• **TASK TO COMPLETE**:
Check each line of the records below and collect those holding "программ".

• **RECORDS**:

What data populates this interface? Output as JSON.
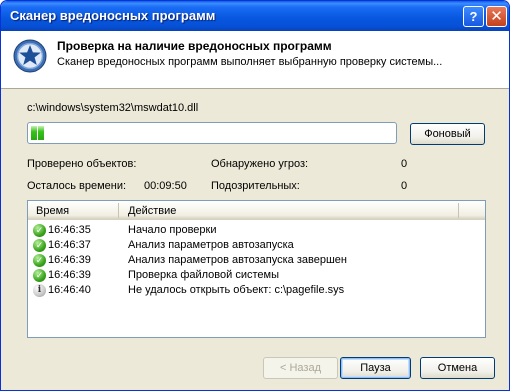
{
  "window": {
    "title": "Сканер вредоносных программ",
    "help_label": "?",
    "close_label": "✕"
  },
  "header": {
    "title": "Проверка на наличие вредоносных программ",
    "subtitle": "Сканер вредоносных программ выполняет выбранную проверку системы..."
  },
  "scan": {
    "current_file": "c:\\windows\\system32\\mswdat10.dll",
    "progress_percent": 3,
    "background_button": "Фоновый"
  },
  "stats": {
    "checked_label": "Проверено объектов:",
    "checked_value": "",
    "remaining_label": "Осталось времени:",
    "remaining_value": "00:09:50",
    "threats_label": "Обнаружено угроз:",
    "threats_value": "0",
    "suspicious_label": "Подозрительных:",
    "suspicious_value": "0"
  },
  "log": {
    "columns": [
      "Время",
      "Действие"
    ],
    "rows": [
      {
        "icon": "ok-icon",
        "time": "16:46:35",
        "action": "Начало проверки"
      },
      {
        "icon": "ok-icon",
        "time": "16:46:37",
        "action": "Анализ параметров автозапуска"
      },
      {
        "icon": "ok-icon",
        "time": "16:46:39",
        "action": "Анализ параметров автозапуска завершен"
      },
      {
        "icon": "ok-icon",
        "time": "16:46:39",
        "action": "Проверка файловой системы"
      },
      {
        "icon": "info-icon",
        "time": "16:46:40",
        "action": "Не удалось открыть объект: c:\\pagefile.sys"
      }
    ]
  },
  "buttons": {
    "back": "< Назад",
    "pause": "Пауза",
    "cancel": "Отмена"
  },
  "colors": {
    "titlebar": "#0858e0",
    "progress_fill": "#38c21c",
    "window_bg": "#ece9d8"
  }
}
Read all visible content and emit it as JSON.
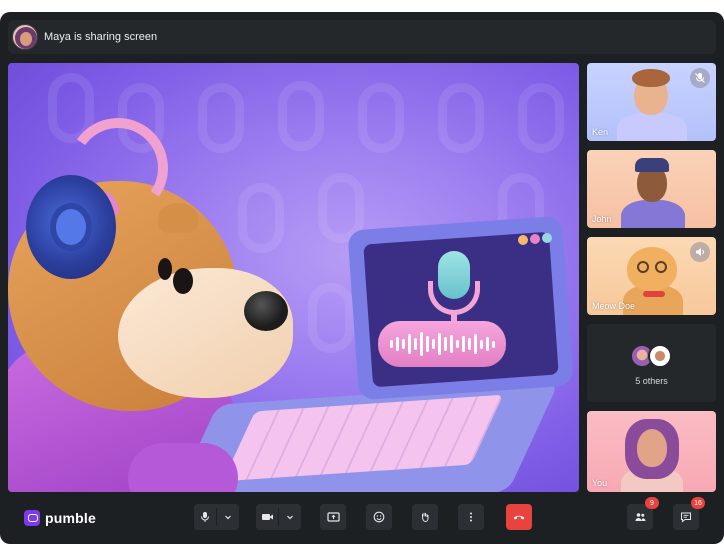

• **SOLUTION FOR THIS TASK**:
    "title": "Сканер вредоносных программ",
    "title": "Проверка на наличие вредоносных программ",
    "subtitle": "Сканер вредоносных программ выполняет выбранную проверку системы..."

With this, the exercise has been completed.